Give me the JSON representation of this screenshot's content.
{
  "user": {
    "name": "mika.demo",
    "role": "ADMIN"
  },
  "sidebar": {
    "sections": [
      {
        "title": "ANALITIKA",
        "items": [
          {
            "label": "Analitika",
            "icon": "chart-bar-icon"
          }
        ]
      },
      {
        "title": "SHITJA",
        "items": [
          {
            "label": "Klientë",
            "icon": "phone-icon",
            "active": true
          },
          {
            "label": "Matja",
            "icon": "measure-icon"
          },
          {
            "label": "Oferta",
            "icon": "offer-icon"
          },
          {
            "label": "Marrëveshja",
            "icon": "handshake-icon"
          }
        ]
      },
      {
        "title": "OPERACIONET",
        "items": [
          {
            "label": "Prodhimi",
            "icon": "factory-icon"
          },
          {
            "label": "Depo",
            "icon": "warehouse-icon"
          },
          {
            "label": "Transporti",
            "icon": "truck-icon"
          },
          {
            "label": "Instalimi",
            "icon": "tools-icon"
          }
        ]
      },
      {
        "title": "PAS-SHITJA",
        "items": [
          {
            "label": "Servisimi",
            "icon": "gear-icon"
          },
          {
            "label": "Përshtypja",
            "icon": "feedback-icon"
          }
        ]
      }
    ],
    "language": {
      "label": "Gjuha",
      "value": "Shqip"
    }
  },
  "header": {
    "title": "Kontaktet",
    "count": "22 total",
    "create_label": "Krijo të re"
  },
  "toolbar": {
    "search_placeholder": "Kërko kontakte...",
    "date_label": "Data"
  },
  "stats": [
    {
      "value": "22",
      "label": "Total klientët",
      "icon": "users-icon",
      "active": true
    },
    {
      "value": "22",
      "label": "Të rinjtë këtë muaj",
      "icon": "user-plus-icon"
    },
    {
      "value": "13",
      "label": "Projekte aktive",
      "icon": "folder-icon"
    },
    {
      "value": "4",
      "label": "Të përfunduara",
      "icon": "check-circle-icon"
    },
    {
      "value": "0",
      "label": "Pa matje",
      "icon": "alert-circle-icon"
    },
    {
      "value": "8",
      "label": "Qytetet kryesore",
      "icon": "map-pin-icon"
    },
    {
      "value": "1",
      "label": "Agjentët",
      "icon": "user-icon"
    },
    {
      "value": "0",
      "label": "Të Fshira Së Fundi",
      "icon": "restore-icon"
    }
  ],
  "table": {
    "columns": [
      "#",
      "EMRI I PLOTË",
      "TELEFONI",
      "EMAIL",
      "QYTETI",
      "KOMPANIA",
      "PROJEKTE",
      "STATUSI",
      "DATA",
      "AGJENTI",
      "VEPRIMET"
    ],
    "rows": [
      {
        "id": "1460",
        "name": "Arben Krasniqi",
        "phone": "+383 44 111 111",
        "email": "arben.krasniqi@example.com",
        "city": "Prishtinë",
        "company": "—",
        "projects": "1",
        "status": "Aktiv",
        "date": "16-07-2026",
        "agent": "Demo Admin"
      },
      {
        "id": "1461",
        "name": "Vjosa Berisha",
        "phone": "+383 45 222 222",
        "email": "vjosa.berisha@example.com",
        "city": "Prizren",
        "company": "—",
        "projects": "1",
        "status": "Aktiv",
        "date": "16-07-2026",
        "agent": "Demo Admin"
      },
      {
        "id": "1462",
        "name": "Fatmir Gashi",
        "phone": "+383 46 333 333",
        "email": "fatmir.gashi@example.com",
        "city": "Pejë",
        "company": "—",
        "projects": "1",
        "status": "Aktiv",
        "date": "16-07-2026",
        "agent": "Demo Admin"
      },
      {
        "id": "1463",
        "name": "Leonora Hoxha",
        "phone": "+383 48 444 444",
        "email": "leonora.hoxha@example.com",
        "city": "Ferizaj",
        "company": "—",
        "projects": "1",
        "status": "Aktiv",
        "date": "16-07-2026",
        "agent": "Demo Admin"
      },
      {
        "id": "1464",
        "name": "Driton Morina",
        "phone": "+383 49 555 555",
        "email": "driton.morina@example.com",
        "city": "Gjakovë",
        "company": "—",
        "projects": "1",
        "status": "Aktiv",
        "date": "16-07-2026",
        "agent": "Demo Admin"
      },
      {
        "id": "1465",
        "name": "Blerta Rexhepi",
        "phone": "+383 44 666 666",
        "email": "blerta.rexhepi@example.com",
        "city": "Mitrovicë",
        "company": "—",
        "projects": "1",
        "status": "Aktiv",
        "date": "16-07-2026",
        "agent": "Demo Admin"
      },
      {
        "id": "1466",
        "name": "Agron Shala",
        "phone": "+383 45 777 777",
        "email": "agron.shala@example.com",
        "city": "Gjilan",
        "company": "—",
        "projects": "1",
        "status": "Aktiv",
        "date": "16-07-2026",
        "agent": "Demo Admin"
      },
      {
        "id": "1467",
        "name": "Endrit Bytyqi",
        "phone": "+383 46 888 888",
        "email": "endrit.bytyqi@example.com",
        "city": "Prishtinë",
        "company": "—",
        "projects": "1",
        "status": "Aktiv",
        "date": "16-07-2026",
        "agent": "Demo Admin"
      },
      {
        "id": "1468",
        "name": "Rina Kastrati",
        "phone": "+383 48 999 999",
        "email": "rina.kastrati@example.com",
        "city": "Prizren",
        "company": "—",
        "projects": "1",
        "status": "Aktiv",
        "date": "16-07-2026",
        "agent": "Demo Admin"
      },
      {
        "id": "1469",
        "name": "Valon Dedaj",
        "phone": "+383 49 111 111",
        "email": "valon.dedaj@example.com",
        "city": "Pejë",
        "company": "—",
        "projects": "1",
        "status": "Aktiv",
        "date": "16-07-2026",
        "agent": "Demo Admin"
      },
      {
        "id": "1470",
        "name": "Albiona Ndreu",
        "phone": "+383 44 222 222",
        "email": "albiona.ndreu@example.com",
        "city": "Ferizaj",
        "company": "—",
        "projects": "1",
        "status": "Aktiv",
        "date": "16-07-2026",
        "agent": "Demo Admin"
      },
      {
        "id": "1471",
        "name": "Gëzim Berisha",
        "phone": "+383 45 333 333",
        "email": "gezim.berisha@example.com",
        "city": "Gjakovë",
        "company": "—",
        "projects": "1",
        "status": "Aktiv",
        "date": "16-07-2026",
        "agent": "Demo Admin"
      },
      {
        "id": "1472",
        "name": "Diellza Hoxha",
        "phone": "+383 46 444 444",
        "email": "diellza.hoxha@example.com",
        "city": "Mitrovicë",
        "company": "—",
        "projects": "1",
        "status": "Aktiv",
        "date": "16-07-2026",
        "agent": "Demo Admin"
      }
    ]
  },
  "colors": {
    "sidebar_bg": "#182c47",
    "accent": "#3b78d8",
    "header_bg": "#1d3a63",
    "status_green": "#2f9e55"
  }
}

> **PROBLEM REQUIREMENTS**
Return all the data above once more, precisely as given.

> **EXERCISE ANSWER**
Give me the JSON representation of this screenshot's content.
{
  "user": {
    "name": "mika.demo",
    "role": "ADMIN"
  },
  "sidebar": {
    "sections": [
      {
        "title": "ANALITIKA",
        "items": [
          {
            "label": "Analitika",
            "icon": "chart-bar-icon"
          }
        ]
      },
      {
        "title": "SHITJA",
        "items": [
          {
            "label": "Klientë",
            "icon": "phone-icon",
            "active": true
          },
          {
            "label": "Matja",
            "icon": "measure-icon"
          },
          {
            "label": "Oferta",
            "icon": "offer-icon"
          },
          {
            "label": "Marrëveshja",
            "icon": "handshake-icon"
          }
        ]
      },
      {
        "title": "OPERACIONET",
        "items": [
          {
            "label": "Prodhimi",
            "icon": "factory-icon"
          },
          {
            "label": "Depo",
            "icon": "warehouse-icon"
          },
          {
            "label": "Transporti",
            "icon": "truck-icon"
          },
          {
            "label": "Instalimi",
            "icon": "tools-icon"
          }
        ]
      },
      {
        "title": "PAS-SHITJA",
        "items": [
          {
            "label": "Servisimi",
            "icon": "gear-icon"
          },
          {
            "label": "Përshtypja",
            "icon": "feedback-icon"
          }
        ]
      }
    ],
    "language": {
      "label": "Gjuha",
      "value": "Shqip"
    }
  },
  "header": {
    "title": "Kontaktet",
    "count": "22 total",
    "create_label": "Krijo të re"
  },
  "toolbar": {
    "search_placeholder": "Kërko kontakte...",
    "date_label": "Data"
  },
  "stats": [
    {
      "value": "22",
      "label": "Total klientët",
      "icon": "users-icon",
      "active": true
    },
    {
      "value": "22",
      "label": "Të rinjtë këtë muaj",
      "icon": "user-plus-icon"
    },
    {
      "value": "13",
      "label": "Projekte aktive",
      "icon": "folder-icon"
    },
    {
      "value": "4",
      "label": "Të përfunduara",
      "icon": "check-circle-icon"
    },
    {
      "value": "0",
      "label": "Pa matje",
      "icon": "alert-circle-icon"
    },
    {
      "value": "8",
      "label": "Qytetet kryesore",
      "icon": "map-pin-icon"
    },
    {
      "value": "1",
      "label": "Agjentët",
      "icon": "user-icon"
    },
    {
      "value": "0",
      "label": "Të Fshira Së Fundi",
      "icon": "restore-icon"
    }
  ],
  "table": {
    "columns": [
      "#",
      "EMRI I PLOTË",
      "TELEFONI",
      "EMAIL",
      "QYTETI",
      "KOMPANIA",
      "PROJEKTE",
      "STATUSI",
      "DATA",
      "AGJENTI",
      "VEPRIMET"
    ],
    "rows": [
      {
        "id": "1460",
        "name": "Arben Krasniqi",
        "phone": "+383 44 111 111",
        "email": "arben.krasniqi@example.com",
        "city": "Prishtinë",
        "company": "—",
        "projects": "1",
        "status": "Aktiv",
        "date": "16-07-2026",
        "agent": "Demo Admin"
      },
      {
        "id": "1461",
        "name": "Vjosa Berisha",
        "phone": "+383 45 222 222",
        "email": "vjosa.berisha@example.com",
        "city": "Prizren",
        "company": "—",
        "projects": "1",
        "status": "Aktiv",
        "date": "16-07-2026",
        "agent": "Demo Admin"
      },
      {
        "id": "1462",
        "name": "Fatmir Gashi",
        "phone": "+383 46 333 333",
        "email": "fatmir.gashi@example.com",
        "city": "Pejë",
        "company": "—",
        "projects": "1",
        "status": "Aktiv",
        "date": "16-07-2026",
        "agent": "Demo Admin"
      },
      {
        "id": "1463",
        "name": "Leonora Hoxha",
        "phone": "+383 48 444 444",
        "email": "leonora.hoxha@example.com",
        "city": "Ferizaj",
        "company": "—",
        "projects": "1",
        "status": "Aktiv",
        "date": "16-07-2026",
        "agent": "Demo Admin"
      },
      {
        "id": "1464",
        "name": "Driton Morina",
        "phone": "+383 49 555 555",
        "email": "driton.morina@example.com",
        "city": "Gjakovë",
        "company": "—",
        "projects": "1",
        "status": "Aktiv",
        "date": "16-07-2026",
        "agent": "Demo Admin"
      },
      {
        "id": "1465",
        "name": "Blerta Rexhepi",
        "phone": "+383 44 666 666",
        "email": "blerta.rexhepi@example.com",
        "city": "Mitrovicë",
        "company": "—",
        "projects": "1",
        "status": "Aktiv",
        "date": "16-07-2026",
        "agent": "Demo Admin"
      },
      {
        "id": "1466",
        "name": "Agron Shala",
        "phone": "+383 45 777 777",
        "email": "agron.shala@example.com",
        "city": "Gjilan",
        "company": "—",
        "projects": "1",
        "status": "Aktiv",
        "date": "16-07-2026",
        "agent": "Demo Admin"
      },
      {
        "id": "1467",
        "name": "Endrit Bytyqi",
        "phone": "+383 46 888 888",
        "email": "endrit.bytyqi@example.com",
        "city": "Prishtinë",
        "company": "—",
        "projects": "1",
        "status": "Aktiv",
        "date": "16-07-2026",
        "agent": "Demo Admin"
      },
      {
        "id": "1468",
        "name": "Rina Kastrati",
        "phone": "+383 48 999 999",
        "email": "rina.kastrati@example.com",
        "city": "Prizren",
        "company": "—",
        "projects": "1",
        "status": "Aktiv",
        "date": "16-07-2026",
        "agent": "Demo Admin"
      },
      {
        "id": "1469",
        "name": "Valon Dedaj",
        "phone": "+383 49 111 111",
        "email": "valon.dedaj@example.com",
        "city": "Pejë",
        "company": "—",
        "projects": "1",
        "status": "Aktiv",
        "date": "16-07-2026",
        "agent": "Demo Admin"
      },
      {
        "id": "1470",
        "name": "Albiona Ndreu",
        "phone": "+383 44 222 222",
        "email": "albiona.ndreu@example.com",
        "city": "Ferizaj",
        "company": "—",
        "projects": "1",
        "status": "Aktiv",
        "date": "16-07-2026",
        "agent": "Demo Admin"
      },
      {
        "id": "1471",
        "name": "Gëzim Berisha",
        "phone": "+383 45 333 333",
        "email": "gezim.berisha@example.com",
        "city": "Gjakovë",
        "company": "—",
        "projects": "1",
        "status": "Aktiv",
        "date": "16-07-2026",
        "agent": "Demo Admin"
      },
      {
        "id": "1472",
        "name": "Diellza Hoxha",
        "phone": "+383 46 444 444",
        "email": "diellza.hoxha@example.com",
        "city": "Mitrovicë",
        "company": "—",
        "projects": "1",
        "status": "Aktiv",
        "date": "16-07-2026",
        "agent": "Demo Admin"
      }
    ]
  },
  "colors": {
    "sidebar_bg": "#182c47",
    "accent": "#3b78d8",
    "header_bg": "#1d3a63",
    "status_green": "#2f9e55"
  }
}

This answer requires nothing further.